RAW DATA:
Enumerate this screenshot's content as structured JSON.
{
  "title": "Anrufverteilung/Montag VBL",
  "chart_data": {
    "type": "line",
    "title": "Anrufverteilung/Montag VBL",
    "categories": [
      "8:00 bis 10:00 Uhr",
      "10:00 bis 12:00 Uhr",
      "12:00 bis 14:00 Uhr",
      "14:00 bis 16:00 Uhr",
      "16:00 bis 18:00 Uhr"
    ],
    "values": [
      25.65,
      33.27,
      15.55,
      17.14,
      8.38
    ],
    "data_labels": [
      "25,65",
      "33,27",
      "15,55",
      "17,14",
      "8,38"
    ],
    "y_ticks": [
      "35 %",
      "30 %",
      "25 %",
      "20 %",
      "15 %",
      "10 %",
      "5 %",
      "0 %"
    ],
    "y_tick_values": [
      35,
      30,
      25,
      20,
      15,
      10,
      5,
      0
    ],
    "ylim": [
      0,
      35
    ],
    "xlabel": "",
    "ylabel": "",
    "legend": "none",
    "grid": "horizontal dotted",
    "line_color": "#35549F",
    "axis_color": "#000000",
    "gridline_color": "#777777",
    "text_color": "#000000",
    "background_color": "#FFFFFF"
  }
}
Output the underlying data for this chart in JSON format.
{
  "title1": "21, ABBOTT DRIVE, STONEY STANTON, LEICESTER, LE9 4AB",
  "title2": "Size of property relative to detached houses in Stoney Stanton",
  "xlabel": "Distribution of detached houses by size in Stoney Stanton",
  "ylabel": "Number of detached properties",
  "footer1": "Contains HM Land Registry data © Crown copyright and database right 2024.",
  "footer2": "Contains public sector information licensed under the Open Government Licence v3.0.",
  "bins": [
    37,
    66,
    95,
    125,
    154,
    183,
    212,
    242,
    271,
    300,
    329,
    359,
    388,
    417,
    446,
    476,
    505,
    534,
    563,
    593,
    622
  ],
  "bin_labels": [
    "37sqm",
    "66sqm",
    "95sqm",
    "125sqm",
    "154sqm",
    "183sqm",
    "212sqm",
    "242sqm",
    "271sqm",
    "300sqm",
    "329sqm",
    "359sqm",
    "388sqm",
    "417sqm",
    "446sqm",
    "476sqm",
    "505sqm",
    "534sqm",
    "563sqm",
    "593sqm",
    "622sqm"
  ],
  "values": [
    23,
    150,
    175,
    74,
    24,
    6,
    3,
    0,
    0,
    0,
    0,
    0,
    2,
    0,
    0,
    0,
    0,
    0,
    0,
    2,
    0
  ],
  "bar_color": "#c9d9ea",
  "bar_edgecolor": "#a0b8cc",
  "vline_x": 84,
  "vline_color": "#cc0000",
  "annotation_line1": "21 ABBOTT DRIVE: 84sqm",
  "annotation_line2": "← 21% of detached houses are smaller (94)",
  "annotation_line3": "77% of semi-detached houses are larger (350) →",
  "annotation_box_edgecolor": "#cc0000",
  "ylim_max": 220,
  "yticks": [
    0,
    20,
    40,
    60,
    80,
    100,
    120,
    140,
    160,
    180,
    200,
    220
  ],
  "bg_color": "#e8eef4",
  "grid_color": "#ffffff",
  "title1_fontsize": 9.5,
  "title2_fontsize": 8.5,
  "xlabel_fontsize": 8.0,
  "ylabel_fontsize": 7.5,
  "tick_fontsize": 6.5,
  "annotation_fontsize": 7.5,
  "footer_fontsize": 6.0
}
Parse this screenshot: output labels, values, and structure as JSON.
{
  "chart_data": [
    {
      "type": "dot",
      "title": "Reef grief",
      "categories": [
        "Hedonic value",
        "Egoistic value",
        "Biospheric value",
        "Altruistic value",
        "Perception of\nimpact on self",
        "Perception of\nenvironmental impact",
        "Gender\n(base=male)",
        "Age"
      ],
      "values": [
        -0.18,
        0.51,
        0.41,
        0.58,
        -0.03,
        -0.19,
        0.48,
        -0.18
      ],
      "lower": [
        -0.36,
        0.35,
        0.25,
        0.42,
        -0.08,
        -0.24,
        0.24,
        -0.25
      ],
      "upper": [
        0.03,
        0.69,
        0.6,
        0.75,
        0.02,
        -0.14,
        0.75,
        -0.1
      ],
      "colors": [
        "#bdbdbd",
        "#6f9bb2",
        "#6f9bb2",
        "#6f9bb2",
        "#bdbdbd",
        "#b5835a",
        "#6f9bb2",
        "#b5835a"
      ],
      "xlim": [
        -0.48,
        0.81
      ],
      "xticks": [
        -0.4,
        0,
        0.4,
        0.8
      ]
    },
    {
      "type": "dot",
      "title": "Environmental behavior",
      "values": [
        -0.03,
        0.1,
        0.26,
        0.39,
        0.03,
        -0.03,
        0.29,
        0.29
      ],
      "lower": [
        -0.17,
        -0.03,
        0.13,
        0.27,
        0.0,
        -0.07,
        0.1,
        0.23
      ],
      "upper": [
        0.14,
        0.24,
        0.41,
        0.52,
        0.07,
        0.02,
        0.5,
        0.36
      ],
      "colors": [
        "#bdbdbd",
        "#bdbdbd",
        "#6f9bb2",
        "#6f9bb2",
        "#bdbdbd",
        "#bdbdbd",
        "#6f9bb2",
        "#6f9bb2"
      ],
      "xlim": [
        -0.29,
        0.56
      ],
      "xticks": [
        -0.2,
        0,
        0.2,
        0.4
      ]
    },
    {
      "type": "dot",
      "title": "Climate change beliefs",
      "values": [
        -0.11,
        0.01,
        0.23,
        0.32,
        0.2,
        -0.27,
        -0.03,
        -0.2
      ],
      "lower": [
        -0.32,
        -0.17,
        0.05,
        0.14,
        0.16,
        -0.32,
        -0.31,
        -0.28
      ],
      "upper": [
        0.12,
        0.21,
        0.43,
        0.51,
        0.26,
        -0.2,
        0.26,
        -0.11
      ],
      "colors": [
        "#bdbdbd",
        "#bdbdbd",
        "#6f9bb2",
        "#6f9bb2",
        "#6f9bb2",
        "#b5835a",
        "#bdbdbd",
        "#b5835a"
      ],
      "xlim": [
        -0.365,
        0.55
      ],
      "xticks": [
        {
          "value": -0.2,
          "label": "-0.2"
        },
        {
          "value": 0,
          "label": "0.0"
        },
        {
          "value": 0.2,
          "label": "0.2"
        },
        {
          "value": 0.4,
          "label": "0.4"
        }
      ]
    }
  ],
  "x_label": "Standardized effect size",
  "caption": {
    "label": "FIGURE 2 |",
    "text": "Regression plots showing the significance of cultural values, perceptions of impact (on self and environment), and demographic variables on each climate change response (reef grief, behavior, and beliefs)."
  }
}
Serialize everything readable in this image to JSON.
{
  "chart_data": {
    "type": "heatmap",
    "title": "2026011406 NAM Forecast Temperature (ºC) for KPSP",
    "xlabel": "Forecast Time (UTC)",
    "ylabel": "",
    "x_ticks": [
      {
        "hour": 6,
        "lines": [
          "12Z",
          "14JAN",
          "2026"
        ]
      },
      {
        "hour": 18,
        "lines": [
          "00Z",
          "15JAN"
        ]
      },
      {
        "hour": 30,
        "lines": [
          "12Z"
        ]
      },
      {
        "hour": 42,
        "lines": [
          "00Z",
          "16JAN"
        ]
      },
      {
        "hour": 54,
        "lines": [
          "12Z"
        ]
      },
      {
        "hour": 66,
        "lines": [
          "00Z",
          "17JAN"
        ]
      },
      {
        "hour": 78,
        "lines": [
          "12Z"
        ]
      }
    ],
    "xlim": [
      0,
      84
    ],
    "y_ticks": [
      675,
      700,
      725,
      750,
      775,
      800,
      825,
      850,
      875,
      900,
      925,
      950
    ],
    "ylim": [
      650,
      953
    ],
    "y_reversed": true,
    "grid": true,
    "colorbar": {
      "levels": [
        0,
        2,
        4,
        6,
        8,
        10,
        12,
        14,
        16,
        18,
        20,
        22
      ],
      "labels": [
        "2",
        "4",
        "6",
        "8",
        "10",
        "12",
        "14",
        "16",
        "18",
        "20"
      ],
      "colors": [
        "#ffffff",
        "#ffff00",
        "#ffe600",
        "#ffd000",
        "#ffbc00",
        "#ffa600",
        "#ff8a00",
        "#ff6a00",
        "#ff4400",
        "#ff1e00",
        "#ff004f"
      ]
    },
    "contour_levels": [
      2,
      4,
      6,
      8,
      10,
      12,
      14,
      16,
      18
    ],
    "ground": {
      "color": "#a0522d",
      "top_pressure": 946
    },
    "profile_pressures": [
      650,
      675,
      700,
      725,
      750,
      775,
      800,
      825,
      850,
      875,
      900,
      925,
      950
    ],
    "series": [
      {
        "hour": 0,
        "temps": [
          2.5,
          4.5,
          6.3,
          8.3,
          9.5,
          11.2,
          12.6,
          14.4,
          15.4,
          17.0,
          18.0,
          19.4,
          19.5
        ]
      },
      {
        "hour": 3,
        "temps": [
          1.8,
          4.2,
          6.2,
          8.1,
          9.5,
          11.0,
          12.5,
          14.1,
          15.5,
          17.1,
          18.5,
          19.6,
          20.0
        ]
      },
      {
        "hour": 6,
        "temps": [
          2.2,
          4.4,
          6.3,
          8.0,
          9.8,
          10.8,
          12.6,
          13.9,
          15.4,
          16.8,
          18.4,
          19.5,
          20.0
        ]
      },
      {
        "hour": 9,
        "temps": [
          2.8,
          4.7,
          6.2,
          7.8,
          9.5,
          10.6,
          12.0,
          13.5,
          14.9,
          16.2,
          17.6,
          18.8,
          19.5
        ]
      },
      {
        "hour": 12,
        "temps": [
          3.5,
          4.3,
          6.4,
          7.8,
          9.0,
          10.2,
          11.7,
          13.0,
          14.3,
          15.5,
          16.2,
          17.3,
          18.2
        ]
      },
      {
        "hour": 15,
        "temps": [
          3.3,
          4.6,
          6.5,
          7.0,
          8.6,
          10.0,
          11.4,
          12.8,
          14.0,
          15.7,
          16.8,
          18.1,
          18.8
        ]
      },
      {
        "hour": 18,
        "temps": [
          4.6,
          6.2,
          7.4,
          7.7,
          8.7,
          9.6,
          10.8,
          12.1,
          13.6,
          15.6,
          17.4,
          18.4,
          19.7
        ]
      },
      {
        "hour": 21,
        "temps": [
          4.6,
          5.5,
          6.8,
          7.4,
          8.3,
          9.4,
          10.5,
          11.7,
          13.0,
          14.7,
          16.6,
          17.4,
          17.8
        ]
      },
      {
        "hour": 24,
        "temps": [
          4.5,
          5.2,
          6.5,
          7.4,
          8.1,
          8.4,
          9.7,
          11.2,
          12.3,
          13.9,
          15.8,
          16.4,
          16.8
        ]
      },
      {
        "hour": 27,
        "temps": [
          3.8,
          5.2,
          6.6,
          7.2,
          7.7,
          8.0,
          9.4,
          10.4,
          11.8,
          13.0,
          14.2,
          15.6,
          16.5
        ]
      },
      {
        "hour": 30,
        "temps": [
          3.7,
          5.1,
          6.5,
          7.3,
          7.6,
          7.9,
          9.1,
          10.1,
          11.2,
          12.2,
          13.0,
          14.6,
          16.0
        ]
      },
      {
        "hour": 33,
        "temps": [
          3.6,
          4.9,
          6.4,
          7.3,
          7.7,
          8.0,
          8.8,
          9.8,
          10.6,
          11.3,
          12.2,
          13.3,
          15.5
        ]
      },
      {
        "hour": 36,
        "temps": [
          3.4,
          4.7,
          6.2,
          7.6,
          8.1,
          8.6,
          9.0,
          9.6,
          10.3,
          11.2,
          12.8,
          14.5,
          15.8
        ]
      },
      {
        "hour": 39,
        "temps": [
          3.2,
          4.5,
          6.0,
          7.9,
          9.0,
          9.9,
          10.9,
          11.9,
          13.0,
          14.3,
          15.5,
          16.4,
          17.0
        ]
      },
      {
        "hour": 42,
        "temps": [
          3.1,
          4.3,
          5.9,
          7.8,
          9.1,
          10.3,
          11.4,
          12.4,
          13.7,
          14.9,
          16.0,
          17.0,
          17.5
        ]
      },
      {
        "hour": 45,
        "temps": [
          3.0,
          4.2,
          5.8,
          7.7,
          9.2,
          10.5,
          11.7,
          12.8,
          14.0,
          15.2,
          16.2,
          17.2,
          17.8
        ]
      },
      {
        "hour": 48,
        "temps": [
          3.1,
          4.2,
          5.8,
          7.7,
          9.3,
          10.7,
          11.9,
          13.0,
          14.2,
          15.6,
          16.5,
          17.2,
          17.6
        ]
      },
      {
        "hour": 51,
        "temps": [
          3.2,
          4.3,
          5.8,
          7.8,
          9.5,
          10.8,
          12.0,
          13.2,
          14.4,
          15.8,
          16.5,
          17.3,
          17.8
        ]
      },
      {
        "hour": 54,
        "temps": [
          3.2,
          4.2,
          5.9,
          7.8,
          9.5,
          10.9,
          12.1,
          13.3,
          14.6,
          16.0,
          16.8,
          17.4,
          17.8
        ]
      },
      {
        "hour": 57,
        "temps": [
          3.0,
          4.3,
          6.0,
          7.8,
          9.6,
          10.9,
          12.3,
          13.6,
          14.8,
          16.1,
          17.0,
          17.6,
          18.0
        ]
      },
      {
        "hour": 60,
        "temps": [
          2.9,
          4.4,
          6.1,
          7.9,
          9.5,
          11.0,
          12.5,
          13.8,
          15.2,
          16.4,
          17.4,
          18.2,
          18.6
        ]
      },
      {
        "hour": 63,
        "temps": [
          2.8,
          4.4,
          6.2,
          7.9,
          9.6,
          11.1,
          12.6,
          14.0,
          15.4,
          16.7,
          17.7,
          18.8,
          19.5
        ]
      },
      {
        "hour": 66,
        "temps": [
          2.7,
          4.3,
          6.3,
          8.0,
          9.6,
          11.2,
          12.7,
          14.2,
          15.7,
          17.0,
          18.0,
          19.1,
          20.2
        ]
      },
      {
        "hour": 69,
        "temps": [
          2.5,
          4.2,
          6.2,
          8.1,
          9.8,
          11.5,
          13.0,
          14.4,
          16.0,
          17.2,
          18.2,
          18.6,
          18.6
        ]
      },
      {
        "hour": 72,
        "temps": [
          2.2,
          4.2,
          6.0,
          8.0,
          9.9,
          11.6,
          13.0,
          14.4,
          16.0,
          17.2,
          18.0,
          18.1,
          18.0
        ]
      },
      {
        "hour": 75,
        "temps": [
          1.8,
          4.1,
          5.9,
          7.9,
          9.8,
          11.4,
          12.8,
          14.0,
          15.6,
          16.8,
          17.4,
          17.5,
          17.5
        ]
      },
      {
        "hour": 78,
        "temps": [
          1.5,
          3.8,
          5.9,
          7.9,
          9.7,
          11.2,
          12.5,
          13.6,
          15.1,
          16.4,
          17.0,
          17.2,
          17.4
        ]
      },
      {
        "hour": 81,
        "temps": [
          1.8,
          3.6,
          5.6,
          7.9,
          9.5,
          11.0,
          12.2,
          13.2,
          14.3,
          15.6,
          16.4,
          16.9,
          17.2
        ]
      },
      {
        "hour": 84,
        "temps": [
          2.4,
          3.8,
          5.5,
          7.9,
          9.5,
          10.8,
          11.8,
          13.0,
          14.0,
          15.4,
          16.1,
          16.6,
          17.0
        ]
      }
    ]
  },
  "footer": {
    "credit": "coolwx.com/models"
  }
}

SET TASK: Every line of the records that includes the word "Contains" should be gathered.

EXPECTED OUTPUT:
  "footer1": "Contains HM Land Registry data © Crown copyright and database right 2024.",
  "footer2": "Contains public sector information licensed under the Open Government Licence v3.0.",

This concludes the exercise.